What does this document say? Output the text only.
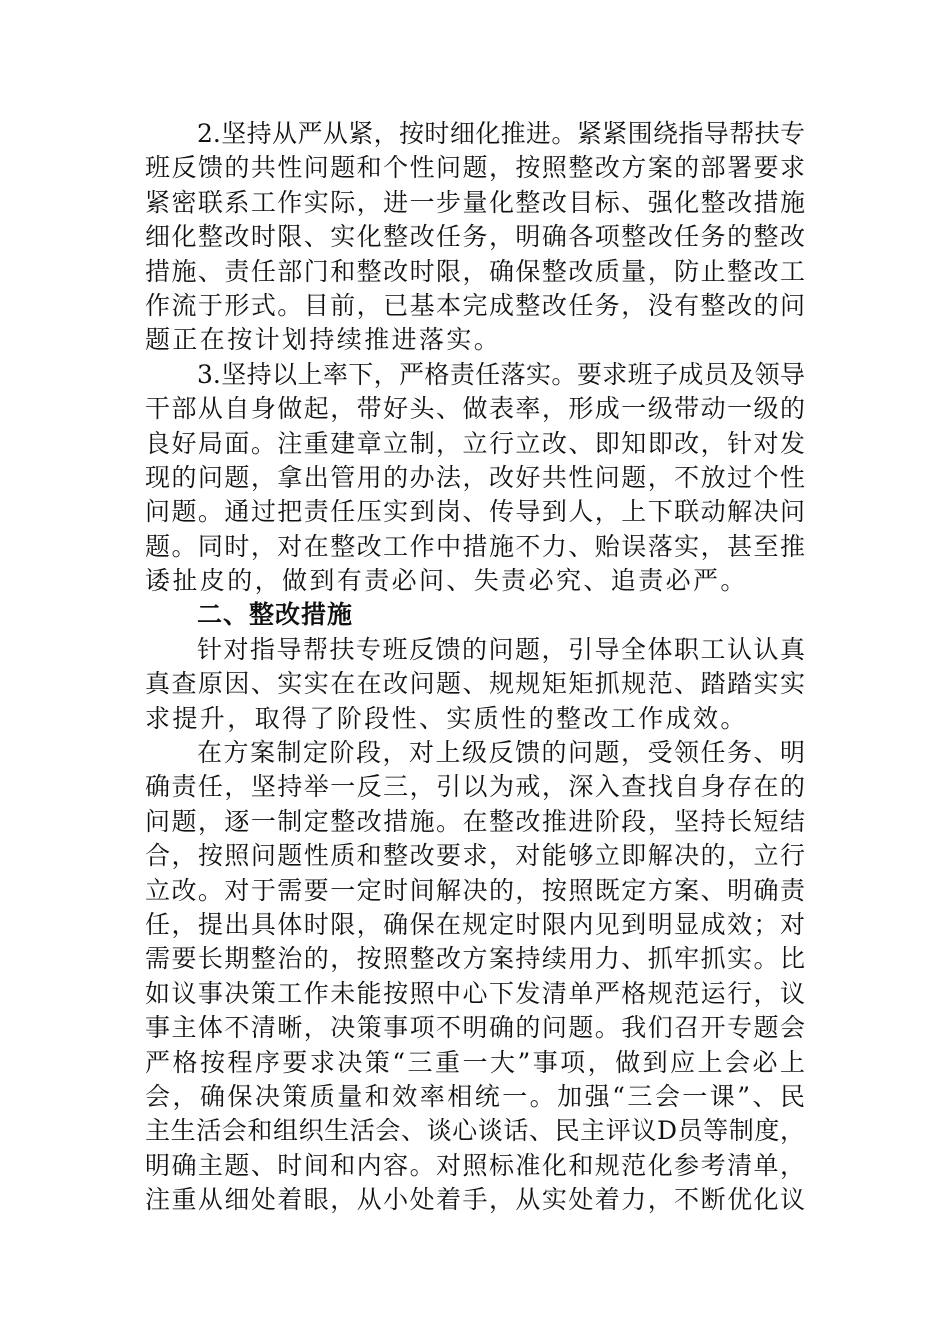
2.坚持从严从紧，按时细化推进。紧紧围绕指导帮扶专
班反馈的共性问题和个性问题，按照整改方案的部署要求
紧密联系工作实际，进一步量化整改目标、强化整改措施
细化整改时限、实化整改任务，明确各项整改任务的整改
措施、责任部门和整改时限，确保整改质量，防止整改工
作流于形式。目前，已基本完成整改任务，没有整改的问
题正在按计划持续推进落实。
3.坚持以上率下，严格责任落实。要求班子成员及领导
干部从自身做起，带好头、做表率，形成一级带动一级的
良好局面。注重建章立制，立行立改、即知即改，针对发
现的问题，拿出管用的办法，改好共性问题，不放过个性
问题。通过把责任压实到岗、传导到人，上下联动解决问
题。同时，对在整改工作中措施不力、贻误落实，甚至推
诿扯皮的，做到有责必问、失责必究、追责必严。
二、整改措施
针对指导帮扶专班反馈的问题，引导全体职工认认真
真查原因、实实在在改问题、规规矩矩抓规范、踏踏实实
求提升，取得了阶段性、实质性的整改工作成效。
在方案制定阶段，对上级反馈的问题，受领任务、明
确责任，坚持举一反三，引以为戒，深入查找自身存在的
问题，逐一制定整改措施。在整改推进阶段，坚持长短结
合，按照问题性质和整改要求，对能够立即解决的，立行
立改。对于需要一定时间解决的，按照既定方案、明确责
任，提出具体时限，确保在规定时限内见到明显成效；对
需要长期整治的，按照整改方案持续用力、抓牢抓实。比
如议事决策工作未能按照中心下发清单严格规范运行，议
事主体不清晰，决策事项不明确的问题。我们召开专题会
严格按程序要求决策“三重一大”事项，做到应上会必上
会，确保决策质量和效率相统一。加强“三会一课”、民
主生活会和组织生活会、谈心谈话、民主评议D员等制度，
明确主题、时间和内容。对照标准化和规范化参考清单，
注重从细处着眼，从小处着手，从实处着力，不断优化议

::::

Instructions to follow: Without the pictures, write out the whole listing above exactly as it appears.

Problem solution:
What does this document say? Output the text only.
2.坚持从严从紧，按时细化推进。紧紧围绕指导帮扶专
班反馈的共性问题和个性问题，按照整改方案的部署要求
紧密联系工作实际，进一步量化整改目标、强化整改措施
细化整改时限、实化整改任务，明确各项整改任务的整改
措施、责任部门和整改时限，确保整改质量，防止整改工
作流于形式。目前，已基本完成整改任务，没有整改的问
题正在按计划持续推进落实。
3.坚持以上率下，严格责任落实。要求班子成员及领导
干部从自身做起，带好头、做表率，形成一级带动一级的
良好局面。注重建章立制，立行立改、即知即改，针对发
现的问题，拿出管用的办法，改好共性问题，不放过个性
问题。通过把责任压实到岗、传导到人，上下联动解决问
题。同时，对在整改工作中措施不力、贻误落实，甚至推
诿扯皮的，做到有责必问、失责必究、追责必严。
二、整改措施
针对指导帮扶专班反馈的问题，引导全体职工认认真
真查原因、实实在在改问题、规规矩矩抓规范、踏踏实实
求提升，取得了阶段性、实质性的整改工作成效。
在方案制定阶段，对上级反馈的问题，受领任务、明
确责任，坚持举一反三，引以为戒，深入查找自身存在的
问题，逐一制定整改措施。在整改推进阶段，坚持长短结
合，按照问题性质和整改要求，对能够立即解决的，立行
立改。对于需要一定时间解决的，按照既定方案、明确责
任，提出具体时限，确保在规定时限内见到明显成效；对
需要长期整治的，按照整改方案持续用力、抓牢抓实。比
如议事决策工作未能按照中心下发清单严格规范运行，议
事主体不清晰，决策事项不明确的问题。我们召开专题会
严格按程序要求决策“三重一大”事项，做到应上会必上
会，确保决策质量和效率相统一。加强“三会一课”、民
主生活会和组织生活会、谈心谈话、民主评议D员等制度，
明确主题、时间和内容。对照标准化和规范化参考清单，
注重从细处着眼，从小处着手，从实处着力，不断优化议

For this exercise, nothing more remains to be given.